▼▼▼

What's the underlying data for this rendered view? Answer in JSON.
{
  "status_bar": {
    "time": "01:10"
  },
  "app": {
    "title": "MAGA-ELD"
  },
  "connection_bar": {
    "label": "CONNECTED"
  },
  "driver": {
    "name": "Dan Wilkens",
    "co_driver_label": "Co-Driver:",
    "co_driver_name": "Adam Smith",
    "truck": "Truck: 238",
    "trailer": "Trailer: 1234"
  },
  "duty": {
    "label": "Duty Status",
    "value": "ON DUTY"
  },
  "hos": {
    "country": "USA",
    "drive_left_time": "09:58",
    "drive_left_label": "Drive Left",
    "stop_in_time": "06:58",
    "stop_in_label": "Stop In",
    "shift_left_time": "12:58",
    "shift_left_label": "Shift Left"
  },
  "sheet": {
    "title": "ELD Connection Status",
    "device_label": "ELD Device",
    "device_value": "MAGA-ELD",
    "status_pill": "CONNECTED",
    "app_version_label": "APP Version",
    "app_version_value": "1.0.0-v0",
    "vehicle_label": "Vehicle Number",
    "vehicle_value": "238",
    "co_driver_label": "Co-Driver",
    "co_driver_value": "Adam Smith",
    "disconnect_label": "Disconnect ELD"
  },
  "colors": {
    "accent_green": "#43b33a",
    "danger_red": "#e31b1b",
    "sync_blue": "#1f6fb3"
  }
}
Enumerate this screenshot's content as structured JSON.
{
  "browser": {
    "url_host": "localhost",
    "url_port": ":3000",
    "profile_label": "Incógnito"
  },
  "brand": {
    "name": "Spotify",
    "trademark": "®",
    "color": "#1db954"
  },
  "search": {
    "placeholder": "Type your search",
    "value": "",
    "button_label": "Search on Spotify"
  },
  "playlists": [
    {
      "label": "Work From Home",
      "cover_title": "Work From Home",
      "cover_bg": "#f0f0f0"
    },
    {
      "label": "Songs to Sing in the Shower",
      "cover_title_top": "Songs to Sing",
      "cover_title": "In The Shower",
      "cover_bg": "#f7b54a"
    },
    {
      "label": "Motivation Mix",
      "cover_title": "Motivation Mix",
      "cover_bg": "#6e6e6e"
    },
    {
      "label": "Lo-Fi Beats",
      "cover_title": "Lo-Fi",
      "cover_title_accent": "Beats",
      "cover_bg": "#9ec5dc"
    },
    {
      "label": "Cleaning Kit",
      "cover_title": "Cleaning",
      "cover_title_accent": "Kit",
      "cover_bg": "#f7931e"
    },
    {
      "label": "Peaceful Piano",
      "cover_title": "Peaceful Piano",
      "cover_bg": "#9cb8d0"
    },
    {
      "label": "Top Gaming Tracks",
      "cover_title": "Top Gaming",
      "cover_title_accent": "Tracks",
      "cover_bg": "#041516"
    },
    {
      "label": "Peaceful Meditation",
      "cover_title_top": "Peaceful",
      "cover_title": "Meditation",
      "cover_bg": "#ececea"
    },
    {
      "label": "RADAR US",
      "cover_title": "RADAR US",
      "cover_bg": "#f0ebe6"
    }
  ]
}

▲▲▲
▼▼▼

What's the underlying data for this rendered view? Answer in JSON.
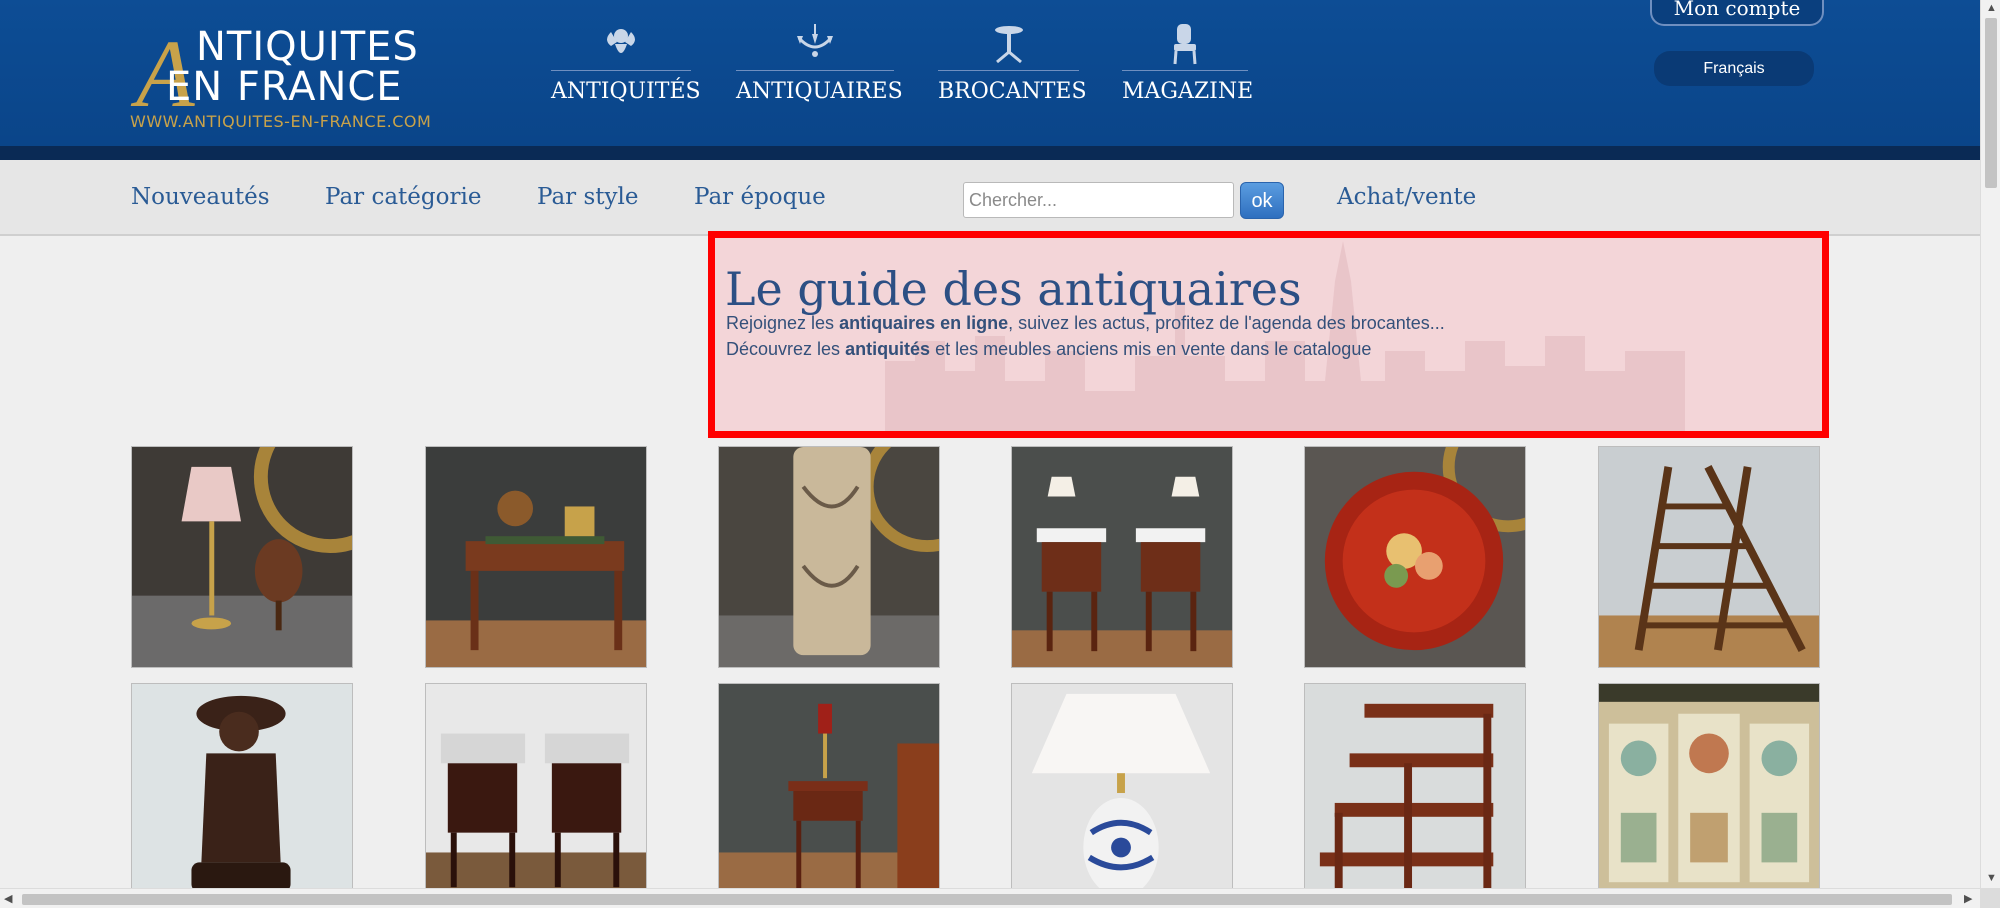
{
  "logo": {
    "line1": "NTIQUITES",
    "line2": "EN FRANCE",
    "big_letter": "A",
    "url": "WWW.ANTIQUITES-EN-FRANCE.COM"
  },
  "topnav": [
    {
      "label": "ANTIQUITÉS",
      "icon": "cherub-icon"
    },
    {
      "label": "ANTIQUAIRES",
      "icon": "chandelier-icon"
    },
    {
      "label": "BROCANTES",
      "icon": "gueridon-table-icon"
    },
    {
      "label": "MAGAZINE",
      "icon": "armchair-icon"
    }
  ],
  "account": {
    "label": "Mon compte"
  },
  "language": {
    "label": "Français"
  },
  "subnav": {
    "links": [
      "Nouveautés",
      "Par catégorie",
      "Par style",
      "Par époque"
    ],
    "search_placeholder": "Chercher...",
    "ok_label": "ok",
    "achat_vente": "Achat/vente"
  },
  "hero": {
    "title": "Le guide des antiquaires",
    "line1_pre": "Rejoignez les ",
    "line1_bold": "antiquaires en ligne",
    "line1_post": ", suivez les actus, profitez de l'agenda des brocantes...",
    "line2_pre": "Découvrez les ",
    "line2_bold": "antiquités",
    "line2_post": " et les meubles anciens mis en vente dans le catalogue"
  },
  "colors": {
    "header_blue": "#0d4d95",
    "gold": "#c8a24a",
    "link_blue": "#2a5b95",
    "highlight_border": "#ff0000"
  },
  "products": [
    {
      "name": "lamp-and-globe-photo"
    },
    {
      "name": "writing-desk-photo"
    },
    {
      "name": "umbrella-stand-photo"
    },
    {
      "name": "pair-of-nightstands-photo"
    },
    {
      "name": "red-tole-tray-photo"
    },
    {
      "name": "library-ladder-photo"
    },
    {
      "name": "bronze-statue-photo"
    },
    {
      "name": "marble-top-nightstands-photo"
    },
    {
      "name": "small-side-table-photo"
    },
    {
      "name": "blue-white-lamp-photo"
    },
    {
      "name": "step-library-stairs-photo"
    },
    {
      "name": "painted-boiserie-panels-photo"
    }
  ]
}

▲▲▲

▸ **Goal**
Give the number of lines in the records that contain the string "table", with no other output.

▸ **Solution to the exercise**
2